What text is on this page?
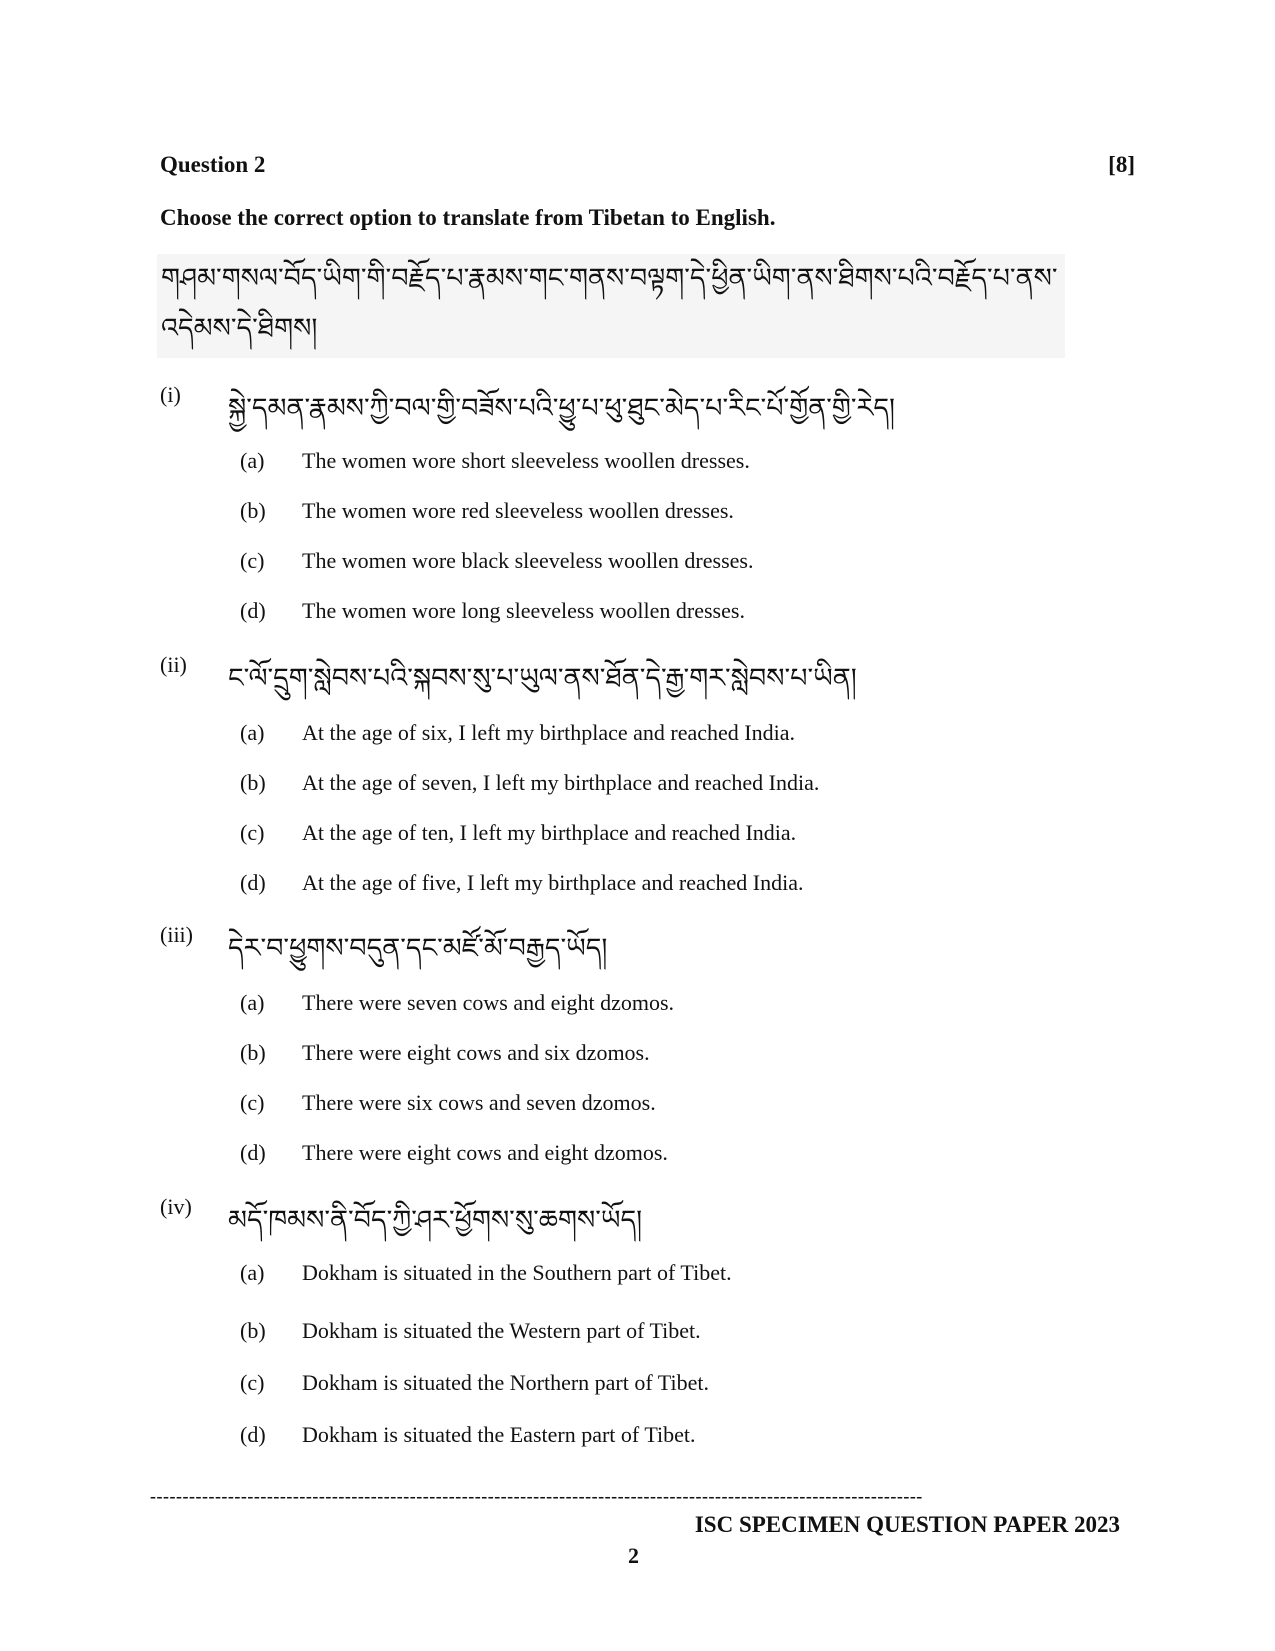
Question 2	[8]
Choose the correct option to translate from Tibetan to English.
གཤམ་གསལ་བོད་ཡིག་གི་བརྗོད་པ་རྣམས་གང་གནས་བལྟག་དེ་ཕྱིན་ཡིག་ནས་ཐིགས་པའི་བརྗོད་པ་ནས་
འདེམས་དེ་ཐིགས།
(i) སྐྱེ་དམན་རྣམས་ཀྱི་བལ་གྱི་བཟོས་པའི་ཕྱུ་པ་ཕུ་ཐུང་མེད་པ་རིང་པོ་གྱོན་གྱི་རེད།
(a) The women wore short sleeveless woollen dresses.
(b) The women wore red sleeveless woollen dresses.
(c) The women wore black sleeveless woollen dresses.
(d) The women wore long sleeveless woollen dresses.
(ii) ང་ལོ་དྲུག་སླེབས་པའི་སྐབས་སུ་པ་ཡུལ་ནས་ཐོན་དེ་རྒྱ་གར་སླེབས་པ་ཡིན།
(a) At the age of six, I left my birthplace and reached India.
(b) At the age of seven, I left my birthplace and reached India.
(c) At the age of ten, I left my birthplace and reached India.
(d) At the age of five, I left my birthplace and reached India.
(iii) དེར་བ་ཕྱུགས་བདུན་དང་མཛོ་མོ་བརྒྱད་ཡོད།
(a) There were seven cows and eight dzomos.
(b) There were eight cows and six dzomos.
(c) There were six cows and seven dzomos.
(d) There were eight cows and eight dzomos.
(iv) མདོ་ཁམས་ནི་བོད་ཀྱི་ཤར་ཕྱོགས་སུ་ཆགས་ཡོད།
(a) Dokham is situated in the Southern part of Tibet.
(b) Dokham is situated the Western part of Tibet.
(c) Dokham is situated the Northern part of Tibet.
(d) Dokham is situated the Eastern part of Tibet.
-----------------------------------------------------------------------------------------------------------------------
ISC SPECIMEN QUESTION PAPER 2023
2
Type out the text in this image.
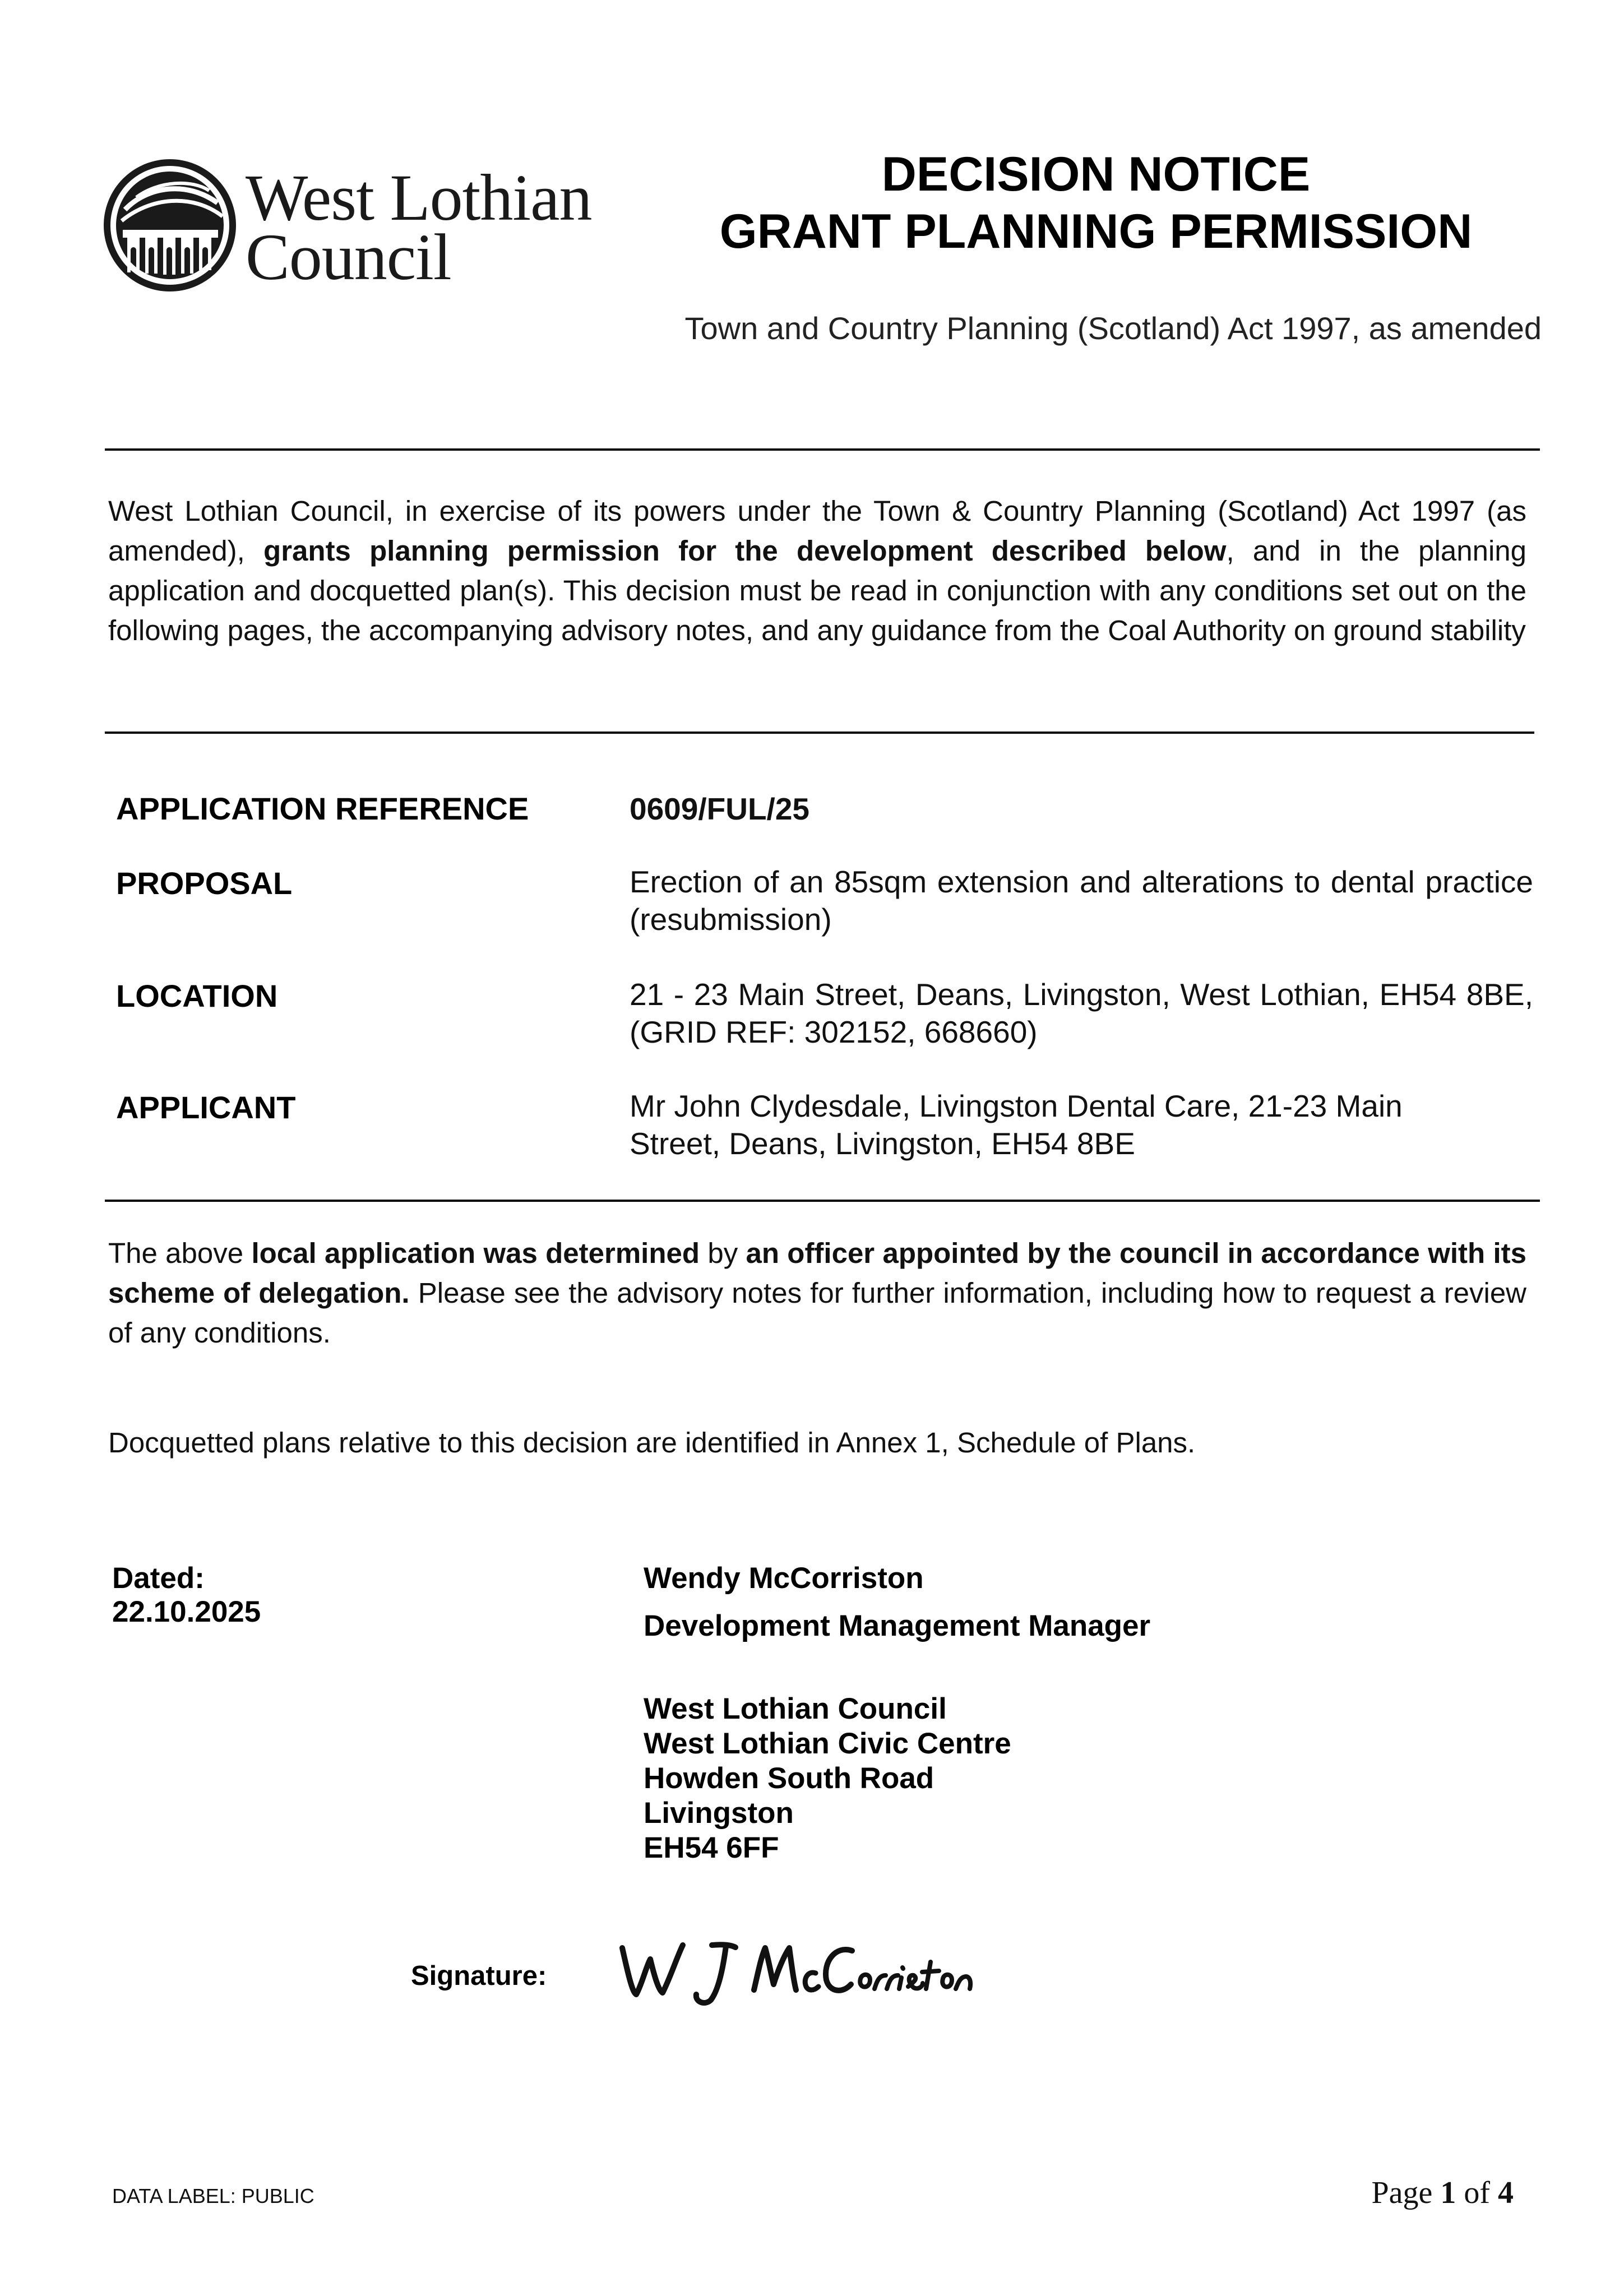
West Lothian
Council
DECISION NOTICE
GRANT PLANNING PERMISSION
Town and Country Planning (Scotland) Act 1997, as amended
West Lothian Council, in exercise of its powers under the Town & Country Planning (Scotland) Act 1997 (as amended), grants planning permission for the development described below, and in the planning application and docquetted plan(s). This decision must be read in conjunction with any conditions set out on the following pages, the accompanying advisory notes, and any guidance from the Coal Authority on ground stability
APPLICATION REFERENCE	0609/FUL/25
PROPOSAL	Erection of an 85sqm extension and alterations to dental practice (resubmission)
LOCATION	21 - 23 Main Street, Deans, Livingston, West Lothian, EH54 8BE, (GRID REF: 302152, 668660)
APPLICANT	Mr John Clydesdale, Livingston Dental Care, 21-23 Main
Street, Deans, Livingston, EH54 8BE
The above local application was determined by an officer appointed by the council in accordance with its scheme of delegation. Please see the advisory notes for further information, including how to request a review of any conditions.
Docquetted plans relative to this decision are identified in Annex 1, Schedule of Plans.
Dated:
22.10.2025
Wendy McCorriston
Development Management Manager
West Lothian Council
West Lothian Civic Centre
Howden South Road
Livingston
EH54 6FF
Signature:
DATA LABEL: PUBLIC	Page 1 of 4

* * * *

- Task to carry out
Omit the pictures, then output the rest of the listing exactly.

- Response to this exercise
What text is on this page?
Question 2	[8]
Choose the correct option to translate from Tibetan to English.
གཤམ་གསལ་བོད་ཡིག་གི་བརྗོད་པ་རྣམས་གང་གནས་བལྟག་དེ་ཕྱིན་ཡིག་ནས་ཐིགས་པའི་བརྗོད་པ་ནས་
འདེམས་དེ་ཐིགས།
(i) སྐྱེ་དམན་རྣམས་ཀྱི་བལ་གྱི་བཟོས་པའི་ཕྱུ་པ་ཕུ་ཐུང་མེད་པ་རིང་པོ་གྱོན་གྱི་རེད།
(a) The women wore short sleeveless woollen dresses.
(b) The women wore red sleeveless woollen dresses.
(c) The women wore black sleeveless woollen dresses.
(d) The women wore long sleeveless woollen dresses.
(ii) ང་ལོ་དྲུག་སླེབས་པའི་སྐབས་སུ་པ་ཡུལ་ནས་ཐོན་དེ་རྒྱ་གར་སླེབས་པ་ཡིན།
(a) At the age of six, I left my birthplace and reached India.
(b) At the age of seven, I left my birthplace and reached India.
(c) At the age of ten, I left my birthplace and reached India.
(d) At the age of five, I left my birthplace and reached India.
(iii) དེར་བ་ཕྱུགས་བདུན་དང་མཛོ་མོ་བརྒྱད་ཡོད།
(a) There were seven cows and eight dzomos.
(b) There were eight cows and six dzomos.
(c) There were six cows and seven dzomos.
(d) There were eight cows and eight dzomos.
(iv) མདོ་ཁམས་ནི་བོད་ཀྱི་ཤར་ཕྱོགས་སུ་ཆགས་ཡོད།
(a) Dokham is situated in the Southern part of Tibet.
(b) Dokham is situated the Western part of Tibet.
(c) Dokham is situated the Northern part of Tibet.
(d) Dokham is situated the Eastern part of Tibet.
-----------------------------------------------------------------------------------------------------------------------
ISC SPECIMEN QUESTION PAPER 2023
2
Type out the text in this image.
West Lothian
Council
DECISION NOTICE
GRANT PLANNING PERMISSION
Town and Country Planning (Scotland) Act 1997, as amended
West Lothian Council, in exercise of its powers under the Town & Country Planning (Scotland) Act 1997 (as amended), grants planning permission for the development described below, and in the planning application and docquetted plan(s). This decision must be read in conjunction with any conditions set out on the following pages, the accompanying advisory notes, and any guidance from the Coal Authority on ground stability
APPLICATION REFERENCE	0609/FUL/25
PROPOSAL	Erection of an 85sqm extension and alterations to dental practice (resubmission)
LOCATION	21 - 23 Main Street, Deans, Livingston, West Lothian, EH54 8BE, (GRID REF: 302152, 668660)
APPLICANT	Mr John Clydesdale, Livingston Dental Care, 21-23 Main
Street, Deans, Livingston, EH54 8BE
The above local application was determined by an officer appointed by the council in accordance with its scheme of delegation. Please see the advisory notes for further information, including how to request a review of any conditions.
Docquetted plans relative to this decision are identified in Annex 1, Schedule of Plans.
Dated:
22.10.2025
Wendy McCorriston
Development Management Manager
West Lothian Council
West Lothian Civic Centre
Howden South Road
Livingston
EH54 6FF
Signature:
DATA LABEL: PUBLIC	Page 1 of 4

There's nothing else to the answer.